**The task**
Reproduce the material below with every instance of "maroon" changed to "burgundy", keeping everything else unchanged and leaving out the pictures.

**** Given information

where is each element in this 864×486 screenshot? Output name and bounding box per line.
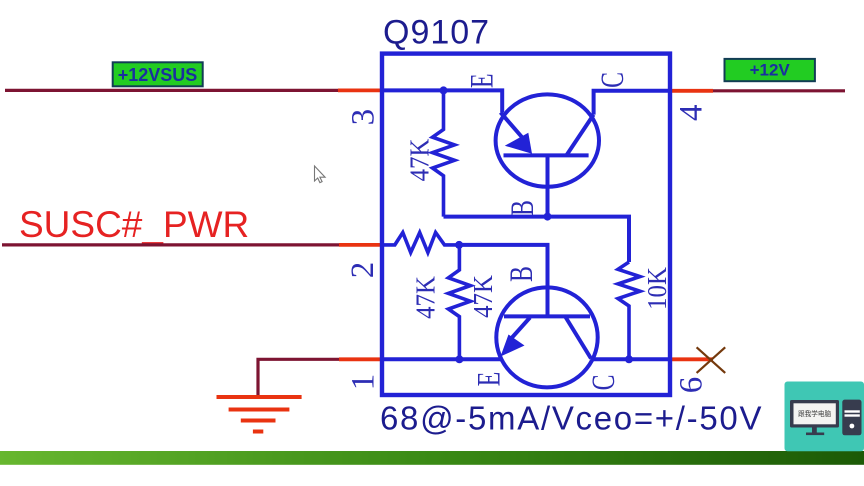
transistor Q2 (bottom PNP) [496,287,597,387]
mouse cursor [315,166,326,183]
resistor R1 47K top [433,90,455,216]
junction dot bottom/R4 [625,355,633,363]
power label +12VSUS [113,62,203,86]
no-connect X [697,347,726,373]
junction dot pin2/R3 [455,241,463,249]
svg-text:E: E [464,74,501,89]
wire pin6 red stub [670,357,713,361]
wire +12V rail maroon [713,89,845,92]
svg-text:6: 6 [674,377,710,394]
wire pin2 to base T2 [459,245,547,317]
svg-text:47K: 47K [411,276,441,319]
junction dot rail/R1 [440,86,448,94]
svg-text:C: C [585,375,622,391]
pc tower [842,400,861,436]
wire ground net red stub [339,357,383,361]
junction dot bottom/R3 [455,355,463,363]
wire top rail inside left [382,90,502,112]
monitor stand [812,428,817,433]
svg-text:1: 1 [346,374,382,391]
junction dot base node T1 [544,213,552,221]
emitter arrow Q1 [505,133,532,154]
wire ground net maroon [258,359,340,396]
transistor Q1 (top PNP) [496,94,599,216]
package box Q9107 [382,54,670,395]
svg-text:Q9107: Q9107 [383,13,490,51]
svg-text:B: B [503,266,540,282]
svg-text:4: 4 [674,105,710,122]
svg-text:+12V: +12V [750,61,791,80]
emitter arrow Q2 [501,335,525,357]
svg-text:2: 2 [345,262,381,279]
wire +12VSUS rail maroon [5,89,339,92]
svg-text:E: E [471,372,508,387]
resistor R3 47K vertical [448,245,470,359]
wire top rail inside right [594,91,670,115]
resistor R4 10K [618,262,640,359]
resistor R2 47K horizontal [383,233,459,253]
wire bottom rail inside right [591,357,670,361]
wire bottom rail inside left [382,357,502,361]
svg-text:47K: 47K [468,275,498,318]
wire +12V rail red stub [670,89,713,93]
svg-text:+12VSUS: +12VSUS [118,65,198,85]
wire SUSC#_PWR maroon [2,243,340,246]
ground [217,397,302,432]
power label +12V [725,59,815,81]
wire base node T1 [444,217,630,262]
svg-text:B: B [504,200,541,216]
svg-text:68@-5mA/Vceo=+/-50V: 68@-5mA/Vceo=+/-50V [380,400,763,437]
monitor frame [790,400,839,428]
svg-text:47K: 47K [405,138,435,181]
svg-text:SUSC#_PWR: SUSC#_PWR [19,204,249,245]
wire +12VSUS rail red stub [338,89,383,93]
svg-text:3: 3 [345,109,381,126]
wire SUSC#_PWR red stub [339,243,383,247]
svg-text:跟我学电脑: 跟我学电脑 [798,409,831,418]
svg-text:10K: 10K [642,267,672,310]
watermark logo panel [785,382,864,452]
svg-text:C: C [594,72,631,88]
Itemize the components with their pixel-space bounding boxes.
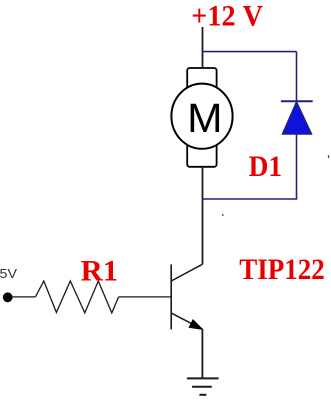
wire from +12V supply down to motor top terminal: [202, 27, 204, 69]
svg-text:5V: 5V: [0, 267, 18, 281]
diode D1 triangle (anode, pointing up): [283, 102, 312, 134]
ground symbol bar 2: [192, 386, 212, 388]
blue wire: diode upper lead (vertical): [296, 52, 298, 101]
diode D1 cathode bar: [281, 100, 313, 102]
blue wire: diode lower lead (vertical): [296, 134, 298, 199]
wire resistor to transistor base: [119, 296, 171, 298]
wire input dot to resistor: [11, 296, 35, 298]
resistor R1 zigzag: [35, 281, 118, 313]
ground symbol bar 1: [187, 377, 219, 379]
stray mark artifact right of D1: [328, 155, 329, 158]
transistor Q1 base bar: [170, 264, 172, 329]
wire emitter down to ground: [201, 329, 203, 378]
svg-text:R1: R1: [81, 254, 119, 287]
blue wire: diode anode return to collector node (horizontal): [203, 198, 298, 200]
motor M1 circle: [171, 84, 232, 149]
blue wire: top of motor branch to diode cathode (horizontal): [203, 51, 297, 53]
transistor Q1 emitter arrowhead: [189, 320, 202, 329]
input terminal dot: [3, 292, 13, 302]
motor M1 body rectangle: [187, 68, 216, 167]
svg-text:M: M: [187, 95, 222, 141]
ground symbol bar 3: [199, 394, 206, 396]
transistor Q1 collector diagonal: [172, 264, 203, 281]
svg-text:D1: D1: [249, 150, 283, 183]
stray speck artifact below collector node: [222, 214, 224, 216]
transistor Q1 emitter diagonal: [172, 313, 203, 329]
wire motor bottom terminal to collector node: [202, 167, 204, 265]
svg-text:TIP122: TIP122: [239, 253, 324, 286]
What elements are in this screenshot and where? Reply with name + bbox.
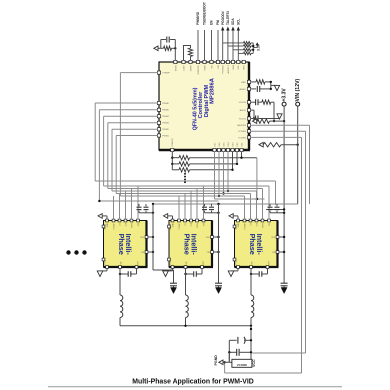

********

**Response**
where is each element in this 864×486 screenshot? Output name and bounding box per line.
transistor Q2 (bottom PNP) [496,287,597,387]
mouse cursor [315,166,326,183]
resistor R1 47K top [433,90,455,216]
junction dot bottom/R4 [625,355,633,363]
power label +12VSUS [113,62,203,86]
no-connect X [697,347,726,373]
junction dot pin2/R3 [455,241,463,249]
svg-text:E: E [464,74,501,89]
wire pin6 red stub [670,357,713,361]
wire +12V rail burgundy [713,89,845,92]
svg-text:6: 6 [674,377,710,394]
wire pin2 to base T2 [459,245,547,317]
svg-text:47K: 47K [411,276,441,319]
junction dot rail/R1 [440,86,448,94]
svg-text:C: C [585,375,622,391]
pc tower [842,400,861,436]
wire ground net red stub [339,357,383,361]
junction dot bottom/R3 [455,355,463,363]
wire top rail inside left [382,90,502,112]
monitor stand [812,428,817,433]
svg-text:1: 1 [346,374,382,391]
junction dot base node T1 [544,213,552,221]
emitter arrow Q1 [505,133,532,154]
wire ground net burgundy [258,359,340,396]
transistor Q1 (top PNP) [496,94,599,216]
package box Q9107 [382,54,670,395]
svg-text:Q9107: Q9107 [383,13,490,51]
svg-text:B: B [503,266,540,282]
svg-text:4: 4 [674,105,710,122]
svg-text:+12V: +12V [750,61,791,80]
emitter arrow Q2 [501,335,525,357]
svg-text:2: 2 [345,262,381,279]
wire +12VSUS rail burgundy [5,89,339,92]
svg-text:E: E [471,372,508,387]
resistor R3 47K vertical [448,245,470,359]
wire top rail inside right [594,91,670,115]
resistor R4 10K [618,262,640,359]
resistor R2 47K horizontal [383,233,459,253]
wire bottom rail inside right [591,357,670,361]
wire bottom rail inside left [382,357,502,361]
svg-text:47K: 47K [468,275,498,318]
wire +12V rail red stub [670,89,713,93]
svg-text:+12VSUS: +12VSUS [118,65,198,85]
wire SUSC#_PWR burgundy [2,243,340,246]
ground [217,397,302,432]
power label +12V [725,59,815,81]
wire base node T1 [444,217,630,262]
svg-text:B: B [504,200,541,216]
svg-text:68@-5mA/Vceo=+/-50V: 68@-5mA/Vceo=+/-50V [380,400,763,437]
monitor frame [790,400,839,428]
svg-text:47K: 47K [405,138,435,181]
svg-text:SUSC#_PWR: SUSC#_PWR [19,204,249,245]
wire +12VSUS rail red stub [338,89,383,93]
svg-text:3: 3 [345,109,381,126]
wire SUSC#_PWR red stub [339,243,383,247]
svg-text:跟我学电脑: 跟我学电脑 [798,409,831,418]
svg-text:10K: 10K [642,267,672,310]
watermark logo panel [785,382,864,452]
svg-text:C: C [594,72,631,88]
Itemize the components with their pixel-space bounding boxes.
wire from +12V supply down to motor top terminal: [202, 27, 204, 69]
svg-text:5V: 5V: [0, 267, 18, 281]
diode D1 triangle (anode, pointing up): [283, 102, 312, 134]
ground symbol bar 2: [192, 386, 212, 388]
blue wire: diode upper lead (vertical): [296, 52, 298, 101]
diode D1 cathode bar: [281, 100, 313, 102]
blue wire: diode lower lead (vertical): [296, 134, 298, 199]
wire resistor to transistor base: [119, 296, 171, 298]
wire input dot to resistor: [11, 296, 35, 298]
resistor R1 zigzag: [35, 281, 118, 313]
ground symbol bar 1: [187, 377, 219, 379]
stray mark artifact right of D1: [328, 155, 329, 158]
transistor Q1 base bar: [170, 264, 172, 329]
wire emitter down to ground: [201, 329, 203, 378]
svg-text:R1: R1: [81, 254, 119, 287]
blue wire: diode anode return to collector node (horizontal): [203, 198, 298, 200]
motor M1 circle: [171, 84, 232, 149]
blue wire: top of motor branch to diode cathode (horizontal): [203, 51, 297, 53]
transistor Q1 emitter arrowhead: [189, 320, 202, 329]
input terminal dot: [3, 292, 13, 302]
motor M1 body rectangle: [187, 68, 216, 167]
svg-text:M: M: [187, 95, 222, 141]
ground symbol bar 3: [199, 394, 206, 396]
transistor Q1 collector diagonal: [172, 264, 203, 281]
svg-text:D1: D1: [249, 150, 283, 183]
stray speck artifact below collector node: [222, 214, 224, 216]
transistor Q1 emitter diagonal: [172, 313, 203, 329]
wire motor bottom terminal to collector node: [202, 167, 204, 265]
svg-text:TIP122: TIP122: [239, 253, 324, 286]
What elements are in this screenshot and where? Reply with name + bbox.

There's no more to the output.